-------- DATASET RECORDS

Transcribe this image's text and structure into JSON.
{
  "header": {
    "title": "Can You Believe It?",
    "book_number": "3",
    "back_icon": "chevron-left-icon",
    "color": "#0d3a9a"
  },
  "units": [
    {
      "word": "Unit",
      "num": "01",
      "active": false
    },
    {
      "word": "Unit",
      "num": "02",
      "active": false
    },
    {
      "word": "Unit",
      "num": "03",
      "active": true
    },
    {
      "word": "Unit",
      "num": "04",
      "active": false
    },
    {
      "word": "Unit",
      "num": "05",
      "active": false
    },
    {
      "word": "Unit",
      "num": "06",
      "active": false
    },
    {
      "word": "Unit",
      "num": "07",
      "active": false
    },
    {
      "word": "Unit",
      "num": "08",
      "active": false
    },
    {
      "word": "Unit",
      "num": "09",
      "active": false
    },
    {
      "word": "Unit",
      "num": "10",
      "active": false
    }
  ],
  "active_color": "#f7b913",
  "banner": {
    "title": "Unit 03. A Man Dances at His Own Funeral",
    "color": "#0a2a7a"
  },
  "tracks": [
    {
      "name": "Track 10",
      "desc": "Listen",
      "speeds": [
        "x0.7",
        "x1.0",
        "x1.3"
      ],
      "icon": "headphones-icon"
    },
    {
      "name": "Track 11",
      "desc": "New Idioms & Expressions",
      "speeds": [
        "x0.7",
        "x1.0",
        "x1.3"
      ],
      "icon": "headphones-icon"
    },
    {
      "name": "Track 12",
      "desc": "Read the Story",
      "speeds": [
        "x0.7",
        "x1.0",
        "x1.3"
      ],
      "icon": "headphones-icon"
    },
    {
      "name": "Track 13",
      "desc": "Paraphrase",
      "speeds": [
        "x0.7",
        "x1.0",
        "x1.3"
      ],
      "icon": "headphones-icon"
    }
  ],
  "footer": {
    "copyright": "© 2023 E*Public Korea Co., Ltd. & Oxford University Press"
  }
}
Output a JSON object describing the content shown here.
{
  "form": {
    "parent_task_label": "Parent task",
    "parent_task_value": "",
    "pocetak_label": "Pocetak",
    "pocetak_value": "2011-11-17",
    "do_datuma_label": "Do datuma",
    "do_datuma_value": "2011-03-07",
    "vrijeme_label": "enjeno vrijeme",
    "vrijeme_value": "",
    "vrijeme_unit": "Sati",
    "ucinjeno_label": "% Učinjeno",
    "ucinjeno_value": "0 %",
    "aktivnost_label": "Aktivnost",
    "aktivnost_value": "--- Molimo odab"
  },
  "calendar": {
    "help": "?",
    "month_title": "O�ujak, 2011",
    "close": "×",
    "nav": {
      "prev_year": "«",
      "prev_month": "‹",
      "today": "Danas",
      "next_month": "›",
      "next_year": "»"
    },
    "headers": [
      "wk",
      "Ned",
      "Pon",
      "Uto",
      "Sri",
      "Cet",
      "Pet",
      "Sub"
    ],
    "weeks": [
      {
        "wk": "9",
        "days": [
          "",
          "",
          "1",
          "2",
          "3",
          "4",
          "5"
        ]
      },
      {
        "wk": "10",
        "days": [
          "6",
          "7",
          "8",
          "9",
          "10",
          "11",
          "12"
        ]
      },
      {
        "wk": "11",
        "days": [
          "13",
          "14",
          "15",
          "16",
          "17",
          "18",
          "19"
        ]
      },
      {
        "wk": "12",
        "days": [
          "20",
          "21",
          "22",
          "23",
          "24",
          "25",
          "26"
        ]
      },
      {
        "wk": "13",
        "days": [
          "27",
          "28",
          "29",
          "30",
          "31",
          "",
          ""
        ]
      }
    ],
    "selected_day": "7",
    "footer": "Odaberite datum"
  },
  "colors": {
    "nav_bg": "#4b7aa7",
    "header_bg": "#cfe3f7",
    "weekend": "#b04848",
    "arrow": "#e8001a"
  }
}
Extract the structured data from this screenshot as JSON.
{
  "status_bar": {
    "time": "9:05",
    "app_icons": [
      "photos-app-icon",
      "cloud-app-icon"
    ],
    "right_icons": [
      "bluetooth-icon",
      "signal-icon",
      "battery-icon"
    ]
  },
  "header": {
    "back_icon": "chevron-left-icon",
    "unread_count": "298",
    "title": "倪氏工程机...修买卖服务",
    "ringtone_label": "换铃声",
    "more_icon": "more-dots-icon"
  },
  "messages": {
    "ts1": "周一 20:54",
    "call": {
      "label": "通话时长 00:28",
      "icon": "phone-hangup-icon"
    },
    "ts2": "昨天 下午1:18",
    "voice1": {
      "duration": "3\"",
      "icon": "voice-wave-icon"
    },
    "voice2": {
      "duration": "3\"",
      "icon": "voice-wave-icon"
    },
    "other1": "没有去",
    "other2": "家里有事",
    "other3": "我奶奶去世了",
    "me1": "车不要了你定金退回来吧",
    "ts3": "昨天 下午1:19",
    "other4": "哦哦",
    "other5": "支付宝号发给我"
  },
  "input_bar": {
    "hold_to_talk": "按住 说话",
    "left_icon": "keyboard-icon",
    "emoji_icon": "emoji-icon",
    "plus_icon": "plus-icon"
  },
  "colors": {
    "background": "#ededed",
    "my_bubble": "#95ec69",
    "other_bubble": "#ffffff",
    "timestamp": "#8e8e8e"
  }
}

----------------

**YOUR TASK**
Return the material exactly as it stands.

**EXERCISE RESULT**
Transcribe this image's text and structure into JSON.
{
  "header": {
    "title": "Can You Believe It?",
    "book_number": "3",
    "back_icon": "chevron-left-icon",
    "color": "#0d3a9a"
  },
  "units": [
    {
      "word": "Unit",
      "num": "01",
      "active": false
    },
    {
      "word": "Unit",
      "num": "02",
      "active": false
    },
    {
      "word": "Unit",
      "num": "03",
      "active": true
    },
    {
      "word": "Unit",
      "num": "04",
      "active": false
    },
    {
      "word": "Unit",
      "num": "05",
      "active": false
    },
    {
      "word": "Unit",
      "num": "06",
      "active": false
    },
    {
      "word": "Unit",
      "num": "07",
      "active": false
    },
    {
      "word": "Unit",
      "num": "08",
      "active": false
    },
    {
      "word": "Unit",
      "num": "09",
      "active": false
    },
    {
      "word": "Unit",
      "num": "10",
      "active": false
    }
  ],
  "active_color": "#f7b913",
  "banner": {
    "title": "Unit 03. A Man Dances at His Own Funeral",
    "color": "#0a2a7a"
  },
  "tracks": [
    {
      "name": "Track 10",
      "desc": "Listen",
      "speeds": [
        "x0.7",
        "x1.0",
        "x1.3"
      ],
      "icon": "headphones-icon"
    },
    {
      "name": "Track 11",
      "desc": "New Idioms & Expressions",
      "speeds": [
        "x0.7",
        "x1.0",
        "x1.3"
      ],
      "icon": "headphones-icon"
    },
    {
      "name": "Track 12",
      "desc": "Read the Story",
      "speeds": [
        "x0.7",
        "x1.0",
        "x1.3"
      ],
      "icon": "headphones-icon"
    },
    {
      "name": "Track 13",
      "desc": "Paraphrase",
      "speeds": [
        "x0.7",
        "x1.0",
        "x1.3"
      ],
      "icon": "headphones-icon"
    }
  ],
  "footer": {
    "copyright": "© 2023 E*Public Korea Co., Ltd. & Oxford University Press"
  }
}
Output a JSON object describing the content shown here.
{
  "form": {
    "parent_task_label": "Parent task",
    "parent_task_value": "",
    "pocetak_label": "Pocetak",
    "pocetak_value": "2011-11-17",
    "do_datuma_label": "Do datuma",
    "do_datuma_value": "2011-03-07",
    "vrijeme_label": "enjeno vrijeme",
    "vrijeme_value": "",
    "vrijeme_unit": "Sati",
    "ucinjeno_label": "% Učinjeno",
    "ucinjeno_value": "0 %",
    "aktivnost_label": "Aktivnost",
    "aktivnost_value": "--- Molimo odab"
  },
  "calendar": {
    "help": "?",
    "month_title": "O�ujak, 2011",
    "close": "×",
    "nav": {
      "prev_year": "«",
      "prev_month": "‹",
      "today": "Danas",
      "next_month": "›",
      "next_year": "»"
    },
    "headers": [
      "wk",
      "Ned",
      "Pon",
      "Uto",
      "Sri",
      "Cet",
      "Pet",
      "Sub"
    ],
    "weeks": [
      {
        "wk": "9",
        "days": [
          "",
          "",
          "1",
          "2",
          "3",
          "4",
          "5"
        ]
      },
      {
        "wk": "10",
        "days": [
          "6",
          "7",
          "8",
          "9",
          "10",
          "11",
          "12"
        ]
      },
      {
        "wk": "11",
        "days": [
          "13",
          "14",
          "15",
          "16",
          "17",
          "18",
          "19"
        ]
      },
      {
        "wk": "12",
        "days": [
          "20",
          "21",
          "22",
          "23",
          "24",
          "25",
          "26"
        ]
      },
      {
        "wk": "13",
        "days": [
          "27",
          "28",
          "29",
          "30",
          "31",
          "",
          ""
        ]
      }
    ],
    "selected_day": "7",
    "footer": "Odaberite datum"
  },
  "colors": {
    "nav_bg": "#4b7aa7",
    "header_bg": "#cfe3f7",
    "weekend": "#b04848",
    "arrow": "#e8001a"
  }
}
Extract the structured data from this screenshot as JSON.
{
  "status_bar": {
    "time": "9:05",
    "app_icons": [
      "photos-app-icon",
      "cloud-app-icon"
    ],
    "right_icons": [
      "bluetooth-icon",
      "signal-icon",
      "battery-icon"
    ]
  },
  "header": {
    "back_icon": "chevron-left-icon",
    "unread_count": "298",
    "title": "倪氏工程机...修买卖服务",
    "ringtone_label": "换铃声",
    "more_icon": "more-dots-icon"
  },
  "messages": {
    "ts1": "周一 20:54",
    "call": {
      "label": "通话时长 00:28",
      "icon": "phone-hangup-icon"
    },
    "ts2": "昨天 下午1:18",
    "voice1": {
      "duration": "3\"",
      "icon": "voice-wave-icon"
    },
    "voice2": {
      "duration": "3\"",
      "icon": "voice-wave-icon"
    },
    "other1": "没有去",
    "other2": "家里有事",
    "other3": "我奶奶去世了",
    "me1": "车不要了你定金退回来吧",
    "ts3": "昨天 下午1:19",
    "other4": "哦哦",
    "other5": "支付宝号发给我"
  },
  "input_bar": {
    "hold_to_talk": "按住 说话",
    "left_icon": "keyboard-icon",
    "emoji_icon": "emoji-icon",
    "plus_icon": "plus-icon"
  },
  "colors": {
    "background": "#ededed",
    "my_bubble": "#95ec69",
    "other_bubble": "#ffffff",
    "timestamp": "#8e8e8e"
  }
}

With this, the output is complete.